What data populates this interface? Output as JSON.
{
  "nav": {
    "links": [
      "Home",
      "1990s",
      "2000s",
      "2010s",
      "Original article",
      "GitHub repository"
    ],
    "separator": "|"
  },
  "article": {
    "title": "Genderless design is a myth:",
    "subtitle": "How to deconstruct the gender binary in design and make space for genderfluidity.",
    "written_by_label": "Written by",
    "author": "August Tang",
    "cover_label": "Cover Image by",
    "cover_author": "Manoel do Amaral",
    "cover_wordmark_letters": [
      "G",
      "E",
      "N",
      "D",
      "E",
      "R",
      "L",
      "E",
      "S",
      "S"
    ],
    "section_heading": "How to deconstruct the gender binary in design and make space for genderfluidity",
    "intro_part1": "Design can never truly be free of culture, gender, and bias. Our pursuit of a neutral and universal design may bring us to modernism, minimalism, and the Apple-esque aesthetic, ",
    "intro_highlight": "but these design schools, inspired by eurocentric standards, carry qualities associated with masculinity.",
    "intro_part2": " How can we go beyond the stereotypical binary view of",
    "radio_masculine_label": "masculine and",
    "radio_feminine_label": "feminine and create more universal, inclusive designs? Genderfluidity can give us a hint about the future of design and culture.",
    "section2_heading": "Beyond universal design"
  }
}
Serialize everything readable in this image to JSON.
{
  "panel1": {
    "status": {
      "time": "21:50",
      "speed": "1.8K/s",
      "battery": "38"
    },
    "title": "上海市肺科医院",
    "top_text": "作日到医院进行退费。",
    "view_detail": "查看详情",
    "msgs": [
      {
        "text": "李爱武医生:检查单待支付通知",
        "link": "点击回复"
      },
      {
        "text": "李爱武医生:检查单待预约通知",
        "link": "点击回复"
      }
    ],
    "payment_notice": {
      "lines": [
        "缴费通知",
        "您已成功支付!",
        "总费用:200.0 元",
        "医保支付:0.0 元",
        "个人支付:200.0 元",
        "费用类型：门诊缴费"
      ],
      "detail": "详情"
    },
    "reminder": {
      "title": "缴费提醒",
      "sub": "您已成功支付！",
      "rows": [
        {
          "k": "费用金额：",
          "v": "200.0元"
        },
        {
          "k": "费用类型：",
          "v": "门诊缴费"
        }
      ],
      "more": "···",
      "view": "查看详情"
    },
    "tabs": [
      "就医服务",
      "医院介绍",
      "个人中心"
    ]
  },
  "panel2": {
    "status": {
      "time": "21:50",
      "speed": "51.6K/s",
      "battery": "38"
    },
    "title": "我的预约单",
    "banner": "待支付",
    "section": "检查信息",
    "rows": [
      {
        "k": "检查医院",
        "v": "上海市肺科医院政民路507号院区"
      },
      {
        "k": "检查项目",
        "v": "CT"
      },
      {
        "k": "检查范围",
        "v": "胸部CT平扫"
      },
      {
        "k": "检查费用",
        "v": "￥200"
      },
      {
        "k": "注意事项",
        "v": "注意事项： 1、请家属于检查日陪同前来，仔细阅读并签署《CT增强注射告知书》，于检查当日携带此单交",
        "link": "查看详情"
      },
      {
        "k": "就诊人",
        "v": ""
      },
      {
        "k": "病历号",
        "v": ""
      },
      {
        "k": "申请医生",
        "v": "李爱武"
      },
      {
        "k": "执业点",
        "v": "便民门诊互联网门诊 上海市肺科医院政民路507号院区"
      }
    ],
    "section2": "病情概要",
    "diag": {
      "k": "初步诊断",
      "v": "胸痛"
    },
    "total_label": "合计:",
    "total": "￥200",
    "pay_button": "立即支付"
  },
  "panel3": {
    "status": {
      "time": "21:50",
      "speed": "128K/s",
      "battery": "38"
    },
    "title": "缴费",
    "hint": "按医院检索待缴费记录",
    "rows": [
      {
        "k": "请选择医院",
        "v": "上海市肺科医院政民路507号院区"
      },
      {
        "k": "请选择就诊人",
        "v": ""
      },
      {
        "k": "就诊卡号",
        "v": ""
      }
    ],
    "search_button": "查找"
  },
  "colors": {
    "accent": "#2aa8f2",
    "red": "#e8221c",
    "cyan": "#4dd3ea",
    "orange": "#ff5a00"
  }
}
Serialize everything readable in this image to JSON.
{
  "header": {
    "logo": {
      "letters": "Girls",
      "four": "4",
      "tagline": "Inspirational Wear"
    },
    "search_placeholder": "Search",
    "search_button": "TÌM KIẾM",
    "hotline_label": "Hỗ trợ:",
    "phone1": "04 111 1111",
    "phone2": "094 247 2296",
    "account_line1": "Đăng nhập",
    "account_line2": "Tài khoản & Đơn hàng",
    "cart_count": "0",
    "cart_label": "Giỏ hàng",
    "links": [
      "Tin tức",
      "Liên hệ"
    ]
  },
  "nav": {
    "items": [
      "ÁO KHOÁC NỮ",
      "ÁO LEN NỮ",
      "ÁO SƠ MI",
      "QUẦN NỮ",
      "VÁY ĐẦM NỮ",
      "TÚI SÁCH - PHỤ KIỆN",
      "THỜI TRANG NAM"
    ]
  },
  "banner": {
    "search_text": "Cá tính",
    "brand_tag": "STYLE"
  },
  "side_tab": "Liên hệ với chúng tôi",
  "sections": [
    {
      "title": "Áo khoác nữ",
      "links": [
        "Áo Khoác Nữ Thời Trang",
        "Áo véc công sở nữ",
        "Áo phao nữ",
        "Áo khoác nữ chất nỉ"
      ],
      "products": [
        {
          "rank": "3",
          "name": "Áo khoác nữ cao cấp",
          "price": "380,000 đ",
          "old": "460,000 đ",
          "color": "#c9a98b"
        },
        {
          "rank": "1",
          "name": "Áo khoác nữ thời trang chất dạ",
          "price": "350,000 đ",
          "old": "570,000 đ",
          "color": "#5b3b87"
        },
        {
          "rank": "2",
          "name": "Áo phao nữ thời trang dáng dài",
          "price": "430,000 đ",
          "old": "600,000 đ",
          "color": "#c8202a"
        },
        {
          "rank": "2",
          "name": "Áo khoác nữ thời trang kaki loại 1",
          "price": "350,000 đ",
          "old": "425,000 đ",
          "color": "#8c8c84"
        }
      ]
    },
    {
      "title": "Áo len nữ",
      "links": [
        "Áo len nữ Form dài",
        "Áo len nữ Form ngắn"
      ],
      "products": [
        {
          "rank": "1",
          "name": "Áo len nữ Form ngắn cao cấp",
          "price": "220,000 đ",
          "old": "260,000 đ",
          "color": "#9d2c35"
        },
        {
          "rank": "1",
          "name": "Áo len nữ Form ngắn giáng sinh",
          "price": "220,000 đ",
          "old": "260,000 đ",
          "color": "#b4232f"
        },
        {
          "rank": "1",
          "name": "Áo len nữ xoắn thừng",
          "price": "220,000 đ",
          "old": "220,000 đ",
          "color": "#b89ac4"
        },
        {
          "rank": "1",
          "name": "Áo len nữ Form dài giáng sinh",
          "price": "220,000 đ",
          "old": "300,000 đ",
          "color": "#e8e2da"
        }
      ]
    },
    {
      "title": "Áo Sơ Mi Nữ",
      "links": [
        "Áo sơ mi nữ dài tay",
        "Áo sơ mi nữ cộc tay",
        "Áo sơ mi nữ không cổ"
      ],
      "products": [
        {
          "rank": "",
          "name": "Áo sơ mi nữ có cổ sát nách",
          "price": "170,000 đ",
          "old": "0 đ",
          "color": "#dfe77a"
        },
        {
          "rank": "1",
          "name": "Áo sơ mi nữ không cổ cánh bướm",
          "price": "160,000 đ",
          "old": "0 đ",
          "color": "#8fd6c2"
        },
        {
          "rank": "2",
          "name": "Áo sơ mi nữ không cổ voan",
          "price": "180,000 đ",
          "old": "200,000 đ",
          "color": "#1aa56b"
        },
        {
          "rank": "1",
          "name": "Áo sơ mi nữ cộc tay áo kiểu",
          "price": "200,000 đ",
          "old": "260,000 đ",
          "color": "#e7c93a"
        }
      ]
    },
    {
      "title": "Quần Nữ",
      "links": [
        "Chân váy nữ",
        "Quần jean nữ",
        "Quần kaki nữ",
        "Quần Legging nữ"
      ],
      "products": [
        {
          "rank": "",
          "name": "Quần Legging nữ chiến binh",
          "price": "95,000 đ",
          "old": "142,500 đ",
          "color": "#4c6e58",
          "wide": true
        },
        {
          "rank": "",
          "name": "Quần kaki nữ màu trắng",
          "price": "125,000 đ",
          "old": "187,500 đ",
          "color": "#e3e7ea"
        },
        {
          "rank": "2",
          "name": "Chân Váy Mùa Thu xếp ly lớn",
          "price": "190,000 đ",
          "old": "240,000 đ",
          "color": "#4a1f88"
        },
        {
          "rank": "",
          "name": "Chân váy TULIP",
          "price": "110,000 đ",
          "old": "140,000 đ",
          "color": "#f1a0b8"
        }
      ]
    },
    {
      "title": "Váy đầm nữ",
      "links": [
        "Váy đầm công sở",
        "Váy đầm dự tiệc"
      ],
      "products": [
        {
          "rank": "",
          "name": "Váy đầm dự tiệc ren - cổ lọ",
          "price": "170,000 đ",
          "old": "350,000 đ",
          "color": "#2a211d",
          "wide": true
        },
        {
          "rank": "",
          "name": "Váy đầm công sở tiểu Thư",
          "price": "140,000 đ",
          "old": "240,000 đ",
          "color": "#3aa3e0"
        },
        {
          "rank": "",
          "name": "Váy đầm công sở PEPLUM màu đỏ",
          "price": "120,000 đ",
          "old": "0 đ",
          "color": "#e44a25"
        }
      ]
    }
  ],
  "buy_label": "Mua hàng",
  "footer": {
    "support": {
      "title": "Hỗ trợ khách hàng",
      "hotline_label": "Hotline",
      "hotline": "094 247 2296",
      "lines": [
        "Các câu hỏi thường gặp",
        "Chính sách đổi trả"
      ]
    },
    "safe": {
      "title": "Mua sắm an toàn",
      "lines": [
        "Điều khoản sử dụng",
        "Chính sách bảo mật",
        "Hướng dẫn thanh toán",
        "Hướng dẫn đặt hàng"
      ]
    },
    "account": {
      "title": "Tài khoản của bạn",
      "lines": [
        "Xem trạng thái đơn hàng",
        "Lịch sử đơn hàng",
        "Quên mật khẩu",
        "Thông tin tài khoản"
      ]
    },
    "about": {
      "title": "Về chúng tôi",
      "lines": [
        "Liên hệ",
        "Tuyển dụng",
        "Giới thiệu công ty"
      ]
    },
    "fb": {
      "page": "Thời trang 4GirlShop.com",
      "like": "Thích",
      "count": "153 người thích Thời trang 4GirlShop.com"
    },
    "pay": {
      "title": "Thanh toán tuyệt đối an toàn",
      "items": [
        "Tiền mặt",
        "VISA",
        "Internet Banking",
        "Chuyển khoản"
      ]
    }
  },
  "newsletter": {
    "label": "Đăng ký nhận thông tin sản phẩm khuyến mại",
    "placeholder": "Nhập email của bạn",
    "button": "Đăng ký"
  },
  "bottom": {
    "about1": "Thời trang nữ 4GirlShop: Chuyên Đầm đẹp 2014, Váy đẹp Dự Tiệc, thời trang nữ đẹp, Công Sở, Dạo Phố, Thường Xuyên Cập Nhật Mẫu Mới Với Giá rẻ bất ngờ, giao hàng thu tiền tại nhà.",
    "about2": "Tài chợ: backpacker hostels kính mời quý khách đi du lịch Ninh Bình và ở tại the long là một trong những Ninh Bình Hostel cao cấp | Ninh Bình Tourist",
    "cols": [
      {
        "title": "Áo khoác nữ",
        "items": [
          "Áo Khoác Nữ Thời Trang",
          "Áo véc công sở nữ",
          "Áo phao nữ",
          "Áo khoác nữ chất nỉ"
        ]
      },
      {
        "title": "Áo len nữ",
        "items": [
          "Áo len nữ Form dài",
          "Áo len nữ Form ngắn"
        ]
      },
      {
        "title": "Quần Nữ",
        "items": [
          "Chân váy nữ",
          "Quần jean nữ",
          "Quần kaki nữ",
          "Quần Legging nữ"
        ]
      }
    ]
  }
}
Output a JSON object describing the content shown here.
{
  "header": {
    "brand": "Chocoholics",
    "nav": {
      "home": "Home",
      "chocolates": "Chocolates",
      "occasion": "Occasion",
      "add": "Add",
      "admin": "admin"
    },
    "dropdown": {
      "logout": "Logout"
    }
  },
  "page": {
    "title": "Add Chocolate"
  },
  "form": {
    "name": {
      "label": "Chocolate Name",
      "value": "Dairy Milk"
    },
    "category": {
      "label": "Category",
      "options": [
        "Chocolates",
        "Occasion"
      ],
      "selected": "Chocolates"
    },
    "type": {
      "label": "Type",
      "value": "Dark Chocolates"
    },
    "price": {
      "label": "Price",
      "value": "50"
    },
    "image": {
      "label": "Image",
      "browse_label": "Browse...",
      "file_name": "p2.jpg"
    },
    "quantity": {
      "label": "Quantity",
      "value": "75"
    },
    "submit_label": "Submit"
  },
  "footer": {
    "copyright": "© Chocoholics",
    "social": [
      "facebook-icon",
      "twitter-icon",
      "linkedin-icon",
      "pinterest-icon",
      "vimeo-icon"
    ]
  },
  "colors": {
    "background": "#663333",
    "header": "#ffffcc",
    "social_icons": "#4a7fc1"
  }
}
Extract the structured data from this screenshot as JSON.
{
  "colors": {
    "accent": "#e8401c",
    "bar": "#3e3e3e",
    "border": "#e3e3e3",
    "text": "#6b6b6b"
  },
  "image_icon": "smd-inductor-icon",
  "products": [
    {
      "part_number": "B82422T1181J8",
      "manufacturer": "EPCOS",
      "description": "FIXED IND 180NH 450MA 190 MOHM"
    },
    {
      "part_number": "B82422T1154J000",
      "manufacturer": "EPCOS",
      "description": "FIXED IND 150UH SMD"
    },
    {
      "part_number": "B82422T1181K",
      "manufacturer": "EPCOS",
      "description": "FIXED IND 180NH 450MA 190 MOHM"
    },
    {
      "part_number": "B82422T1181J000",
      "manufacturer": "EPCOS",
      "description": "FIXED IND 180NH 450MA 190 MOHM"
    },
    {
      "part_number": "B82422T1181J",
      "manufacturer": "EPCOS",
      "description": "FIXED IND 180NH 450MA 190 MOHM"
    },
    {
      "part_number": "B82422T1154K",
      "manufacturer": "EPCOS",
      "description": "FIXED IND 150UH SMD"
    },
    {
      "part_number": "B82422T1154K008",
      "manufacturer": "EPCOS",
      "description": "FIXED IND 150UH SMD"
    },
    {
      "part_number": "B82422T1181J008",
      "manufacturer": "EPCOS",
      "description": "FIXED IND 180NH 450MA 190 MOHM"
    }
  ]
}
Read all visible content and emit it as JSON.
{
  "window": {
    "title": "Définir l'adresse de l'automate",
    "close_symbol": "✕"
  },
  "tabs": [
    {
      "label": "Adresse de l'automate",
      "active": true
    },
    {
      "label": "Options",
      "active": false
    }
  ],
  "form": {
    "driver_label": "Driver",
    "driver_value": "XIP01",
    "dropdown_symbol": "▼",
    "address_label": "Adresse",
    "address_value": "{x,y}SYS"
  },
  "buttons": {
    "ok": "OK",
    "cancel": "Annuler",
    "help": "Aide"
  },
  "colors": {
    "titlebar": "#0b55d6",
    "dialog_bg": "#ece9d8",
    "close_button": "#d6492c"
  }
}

EXERCISE GOAL –
Of the lines in the listing above, how many hold the string "content"? Reply with the number only.

RESULT FOR THIS TASK –
2